## Required task
Answer with nothing but the number of lines that include the word "JSON".

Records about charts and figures
=-=-=

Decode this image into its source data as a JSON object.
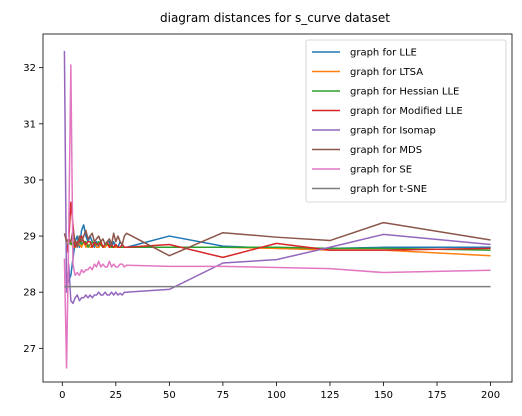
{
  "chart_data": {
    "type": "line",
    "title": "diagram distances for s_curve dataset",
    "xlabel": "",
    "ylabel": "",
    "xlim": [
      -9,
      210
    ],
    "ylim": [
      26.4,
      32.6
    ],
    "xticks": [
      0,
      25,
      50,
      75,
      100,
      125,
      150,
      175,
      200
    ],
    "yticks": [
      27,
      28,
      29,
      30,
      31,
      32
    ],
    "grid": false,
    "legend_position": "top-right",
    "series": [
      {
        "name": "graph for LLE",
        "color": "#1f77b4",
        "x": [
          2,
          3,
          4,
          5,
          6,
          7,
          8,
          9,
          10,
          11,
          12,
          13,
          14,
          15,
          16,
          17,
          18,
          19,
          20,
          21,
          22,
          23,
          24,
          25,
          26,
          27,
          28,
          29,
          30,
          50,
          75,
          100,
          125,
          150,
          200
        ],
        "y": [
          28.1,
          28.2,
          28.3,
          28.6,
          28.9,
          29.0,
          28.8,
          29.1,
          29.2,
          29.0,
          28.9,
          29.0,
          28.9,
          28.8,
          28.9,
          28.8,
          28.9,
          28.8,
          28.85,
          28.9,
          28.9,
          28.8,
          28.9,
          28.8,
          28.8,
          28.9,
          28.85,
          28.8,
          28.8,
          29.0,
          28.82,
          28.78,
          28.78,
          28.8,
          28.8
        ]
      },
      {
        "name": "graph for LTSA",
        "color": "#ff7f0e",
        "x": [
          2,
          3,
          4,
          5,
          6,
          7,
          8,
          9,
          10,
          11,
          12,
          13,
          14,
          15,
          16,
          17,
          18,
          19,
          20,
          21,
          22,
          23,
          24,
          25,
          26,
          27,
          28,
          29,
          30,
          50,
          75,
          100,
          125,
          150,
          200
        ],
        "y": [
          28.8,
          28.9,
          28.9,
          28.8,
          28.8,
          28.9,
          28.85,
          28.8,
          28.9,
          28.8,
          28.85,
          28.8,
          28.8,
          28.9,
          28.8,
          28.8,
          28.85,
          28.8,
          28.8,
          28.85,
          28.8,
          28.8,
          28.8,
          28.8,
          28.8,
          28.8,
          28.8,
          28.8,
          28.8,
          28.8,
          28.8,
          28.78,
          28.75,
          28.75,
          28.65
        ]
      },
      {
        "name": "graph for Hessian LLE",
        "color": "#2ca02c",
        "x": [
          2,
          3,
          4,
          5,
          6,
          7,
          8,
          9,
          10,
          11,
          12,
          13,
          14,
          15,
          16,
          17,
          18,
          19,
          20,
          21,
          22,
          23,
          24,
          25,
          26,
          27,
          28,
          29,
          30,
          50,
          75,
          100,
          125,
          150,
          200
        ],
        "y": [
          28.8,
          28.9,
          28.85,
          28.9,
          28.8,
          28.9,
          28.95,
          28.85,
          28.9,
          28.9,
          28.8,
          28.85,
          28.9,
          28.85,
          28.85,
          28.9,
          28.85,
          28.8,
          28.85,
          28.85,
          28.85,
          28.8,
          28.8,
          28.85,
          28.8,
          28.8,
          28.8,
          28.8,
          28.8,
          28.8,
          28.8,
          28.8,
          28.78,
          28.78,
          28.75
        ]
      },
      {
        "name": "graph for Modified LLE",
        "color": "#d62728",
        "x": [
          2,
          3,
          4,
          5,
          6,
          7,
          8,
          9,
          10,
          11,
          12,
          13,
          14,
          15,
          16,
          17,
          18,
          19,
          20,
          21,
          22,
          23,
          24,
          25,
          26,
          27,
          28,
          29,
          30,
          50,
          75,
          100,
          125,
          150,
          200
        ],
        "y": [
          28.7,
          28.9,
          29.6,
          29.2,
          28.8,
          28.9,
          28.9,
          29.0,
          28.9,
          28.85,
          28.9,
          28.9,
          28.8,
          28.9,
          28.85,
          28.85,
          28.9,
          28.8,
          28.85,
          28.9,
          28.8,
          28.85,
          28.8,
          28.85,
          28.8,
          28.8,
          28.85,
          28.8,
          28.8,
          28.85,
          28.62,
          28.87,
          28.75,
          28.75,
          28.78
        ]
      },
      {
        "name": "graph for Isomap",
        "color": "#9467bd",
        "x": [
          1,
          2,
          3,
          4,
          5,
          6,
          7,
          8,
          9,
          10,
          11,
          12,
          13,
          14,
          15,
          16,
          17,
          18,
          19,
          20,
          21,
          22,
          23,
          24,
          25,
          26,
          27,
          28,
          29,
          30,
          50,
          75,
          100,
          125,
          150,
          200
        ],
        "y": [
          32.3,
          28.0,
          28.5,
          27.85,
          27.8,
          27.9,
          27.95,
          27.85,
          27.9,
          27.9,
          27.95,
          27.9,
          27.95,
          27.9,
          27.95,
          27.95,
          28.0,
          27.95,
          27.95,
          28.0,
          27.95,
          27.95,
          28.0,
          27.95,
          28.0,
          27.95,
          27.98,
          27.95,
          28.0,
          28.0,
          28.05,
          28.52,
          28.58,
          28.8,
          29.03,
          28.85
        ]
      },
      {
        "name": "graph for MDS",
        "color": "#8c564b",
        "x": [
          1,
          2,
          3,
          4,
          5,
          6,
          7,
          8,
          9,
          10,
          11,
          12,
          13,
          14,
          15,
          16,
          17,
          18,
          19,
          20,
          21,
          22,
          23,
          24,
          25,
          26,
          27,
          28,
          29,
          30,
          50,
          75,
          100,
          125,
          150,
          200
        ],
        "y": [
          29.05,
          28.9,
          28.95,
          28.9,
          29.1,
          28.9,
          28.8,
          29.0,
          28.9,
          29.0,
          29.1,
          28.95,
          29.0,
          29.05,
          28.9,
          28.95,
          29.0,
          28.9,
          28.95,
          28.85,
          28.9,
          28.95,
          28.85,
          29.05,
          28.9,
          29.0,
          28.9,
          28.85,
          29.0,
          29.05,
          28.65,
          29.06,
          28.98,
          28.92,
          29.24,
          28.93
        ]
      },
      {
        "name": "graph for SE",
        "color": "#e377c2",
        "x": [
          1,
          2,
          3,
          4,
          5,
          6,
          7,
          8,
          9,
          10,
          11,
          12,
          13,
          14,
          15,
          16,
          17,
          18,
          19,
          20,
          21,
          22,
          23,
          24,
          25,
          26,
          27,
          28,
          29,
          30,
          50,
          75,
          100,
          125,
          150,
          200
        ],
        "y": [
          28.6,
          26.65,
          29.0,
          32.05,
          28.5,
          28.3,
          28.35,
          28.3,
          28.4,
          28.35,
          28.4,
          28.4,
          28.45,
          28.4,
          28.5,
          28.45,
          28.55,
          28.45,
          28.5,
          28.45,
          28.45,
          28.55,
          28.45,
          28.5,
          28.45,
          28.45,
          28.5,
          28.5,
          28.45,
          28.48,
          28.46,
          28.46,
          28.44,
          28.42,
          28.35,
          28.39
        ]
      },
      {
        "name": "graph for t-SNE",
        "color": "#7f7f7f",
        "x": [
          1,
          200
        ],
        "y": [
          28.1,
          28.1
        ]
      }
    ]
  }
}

=-=-=

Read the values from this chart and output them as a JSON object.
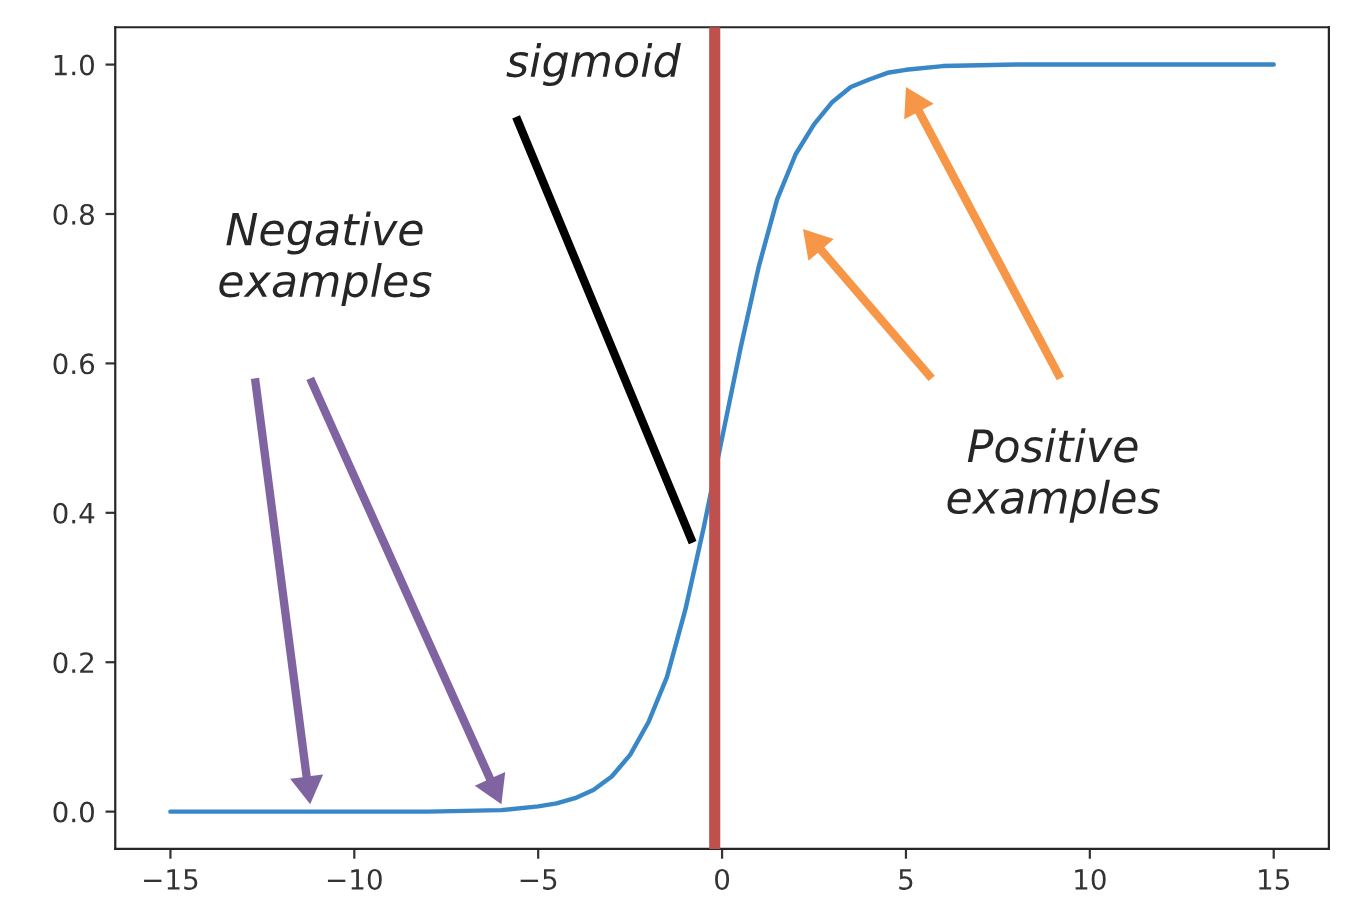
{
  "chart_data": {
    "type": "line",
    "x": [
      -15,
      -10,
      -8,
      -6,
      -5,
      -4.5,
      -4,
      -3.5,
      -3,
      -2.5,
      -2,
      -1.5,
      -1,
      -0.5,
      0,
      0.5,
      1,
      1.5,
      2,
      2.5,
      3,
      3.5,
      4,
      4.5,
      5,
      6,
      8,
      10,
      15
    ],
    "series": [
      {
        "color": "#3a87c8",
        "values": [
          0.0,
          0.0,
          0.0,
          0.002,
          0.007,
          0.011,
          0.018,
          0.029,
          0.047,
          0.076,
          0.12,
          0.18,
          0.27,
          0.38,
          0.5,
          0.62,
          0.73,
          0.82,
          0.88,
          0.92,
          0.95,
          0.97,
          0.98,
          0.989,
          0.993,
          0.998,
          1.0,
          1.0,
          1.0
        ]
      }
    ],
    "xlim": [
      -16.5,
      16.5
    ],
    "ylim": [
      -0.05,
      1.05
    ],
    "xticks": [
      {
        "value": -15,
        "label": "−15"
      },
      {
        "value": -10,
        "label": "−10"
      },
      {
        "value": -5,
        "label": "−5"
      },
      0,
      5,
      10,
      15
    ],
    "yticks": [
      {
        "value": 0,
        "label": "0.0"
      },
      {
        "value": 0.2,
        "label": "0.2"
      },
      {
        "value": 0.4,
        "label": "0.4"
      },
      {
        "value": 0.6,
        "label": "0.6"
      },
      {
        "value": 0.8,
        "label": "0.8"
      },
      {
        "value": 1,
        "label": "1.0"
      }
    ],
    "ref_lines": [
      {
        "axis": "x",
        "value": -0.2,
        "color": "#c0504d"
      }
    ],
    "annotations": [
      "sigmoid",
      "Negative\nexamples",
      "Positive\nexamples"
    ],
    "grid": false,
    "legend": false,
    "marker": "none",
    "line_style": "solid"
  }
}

=-=-=

## Answer
2